-- WHAT THE EXERCISE ASKS --
Please repeat all of the lines that follow, exactly as written.

################

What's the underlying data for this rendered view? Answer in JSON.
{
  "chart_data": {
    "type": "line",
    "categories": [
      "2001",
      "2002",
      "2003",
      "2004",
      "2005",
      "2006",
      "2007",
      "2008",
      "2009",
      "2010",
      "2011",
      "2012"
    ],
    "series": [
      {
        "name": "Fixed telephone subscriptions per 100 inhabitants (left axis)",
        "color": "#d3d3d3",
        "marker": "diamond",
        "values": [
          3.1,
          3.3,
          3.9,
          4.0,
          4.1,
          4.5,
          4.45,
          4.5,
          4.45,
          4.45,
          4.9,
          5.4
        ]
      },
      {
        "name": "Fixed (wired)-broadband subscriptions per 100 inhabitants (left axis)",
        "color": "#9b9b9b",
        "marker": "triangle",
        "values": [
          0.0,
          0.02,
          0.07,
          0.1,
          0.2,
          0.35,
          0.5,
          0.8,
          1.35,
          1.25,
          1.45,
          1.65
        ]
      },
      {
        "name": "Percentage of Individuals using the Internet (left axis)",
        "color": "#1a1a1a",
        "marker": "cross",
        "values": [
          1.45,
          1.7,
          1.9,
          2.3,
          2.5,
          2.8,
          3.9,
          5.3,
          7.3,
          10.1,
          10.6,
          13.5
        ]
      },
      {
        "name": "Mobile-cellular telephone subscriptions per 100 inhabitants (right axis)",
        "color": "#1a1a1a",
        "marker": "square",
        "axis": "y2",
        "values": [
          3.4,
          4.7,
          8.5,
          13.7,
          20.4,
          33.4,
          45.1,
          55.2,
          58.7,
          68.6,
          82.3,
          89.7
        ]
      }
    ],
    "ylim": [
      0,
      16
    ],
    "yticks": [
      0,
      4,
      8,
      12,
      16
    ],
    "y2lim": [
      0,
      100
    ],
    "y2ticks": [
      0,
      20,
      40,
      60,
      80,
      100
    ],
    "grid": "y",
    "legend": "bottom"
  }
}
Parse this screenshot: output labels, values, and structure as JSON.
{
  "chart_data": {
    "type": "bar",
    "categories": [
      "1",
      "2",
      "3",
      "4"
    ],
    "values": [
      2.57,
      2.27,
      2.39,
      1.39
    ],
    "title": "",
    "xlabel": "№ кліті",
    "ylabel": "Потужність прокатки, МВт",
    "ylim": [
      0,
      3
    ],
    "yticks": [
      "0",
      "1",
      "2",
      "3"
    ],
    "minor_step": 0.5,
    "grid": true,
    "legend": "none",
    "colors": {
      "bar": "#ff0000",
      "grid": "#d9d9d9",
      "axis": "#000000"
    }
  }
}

################

-- SOLUTION TO THIS PROBLEM --
What's the underlying data for this rendered view? Answer in JSON.
{
  "chart_data": {
    "type": "line",
    "categories": [
      "2001",
      "2002",
      "2003",
      "2004",
      "2005",
      "2006",
      "2007",
      "2008",
      "2009",
      "2010",
      "2011",
      "2012"
    ],
    "series": [
      {
        "name": "Fixed telephone subscriptions per 100 inhabitants (left axis)",
        "color": "#d3d3d3",
        "marker": "diamond",
        "values": [
          3.1,
          3.3,
          3.9,
          4.0,
          4.1,
          4.5,
          4.45,
          4.5,
          4.45,
          4.45,
          4.9,
          5.4
        ]
      },
      {
        "name": "Fixed (wired)-broadband subscriptions per 100 inhabitants (left axis)",
        "color": "#9b9b9b",
        "marker": "triangle",
        "values": [
          0.0,
          0.02,
          0.07,
          0.1,
          0.2,
          0.35,
          0.5,
          0.8,
          1.35,
          1.25,
          1.45,
          1.65
        ]
      },
      {
        "name": "Percentage of Individuals using the Internet (left axis)",
        "color": "#1a1a1a",
        "marker": "cross",
        "values": [
          1.45,
          1.7,
          1.9,
          2.3,
          2.5,
          2.8,
          3.9,
          5.3,
          7.3,
          10.1,
          10.6,
          13.5
        ]
      },
      {
        "name": "Mobile-cellular telephone subscriptions per 100 inhabitants (right axis)",
        "color": "#1a1a1a",
        "marker": "square",
        "axis": "y2",
        "values": [
          3.4,
          4.7,
          8.5,
          13.7,
          20.4,
          33.4,
          45.1,
          55.2,
          58.7,
          68.6,
          82.3,
          89.7
        ]
      }
    ],
    "ylim": [
      0,
      16
    ],
    "yticks": [
      0,
      4,
      8,
      12,
      16
    ],
    "y2lim": [
      0,
      100
    ],
    "y2ticks": [
      0,
      20,
      40,
      60,
      80,
      100
    ],
    "grid": "y",
    "legend": "bottom"
  }
}
Parse this screenshot: output labels, values, and structure as JSON.
{
  "chart_data": {
    "type": "bar",
    "categories": [
      "1",
      "2",
      "3",
      "4"
    ],
    "values": [
      2.57,
      2.27,
      2.39,
      1.39
    ],
    "title": "",
    "xlabel": "№ кліті",
    "ylabel": "Потужність прокатки, МВт",
    "ylim": [
      0,
      3
    ],
    "yticks": [
      "0",
      "1",
      "2",
      "3"
    ],
    "minor_step": 0.5,
    "grid": true,
    "legend": "none",
    "colors": {
      "bar": "#ff0000",
      "grid": "#d9d9d9",
      "axis": "#000000"
    }
  }
}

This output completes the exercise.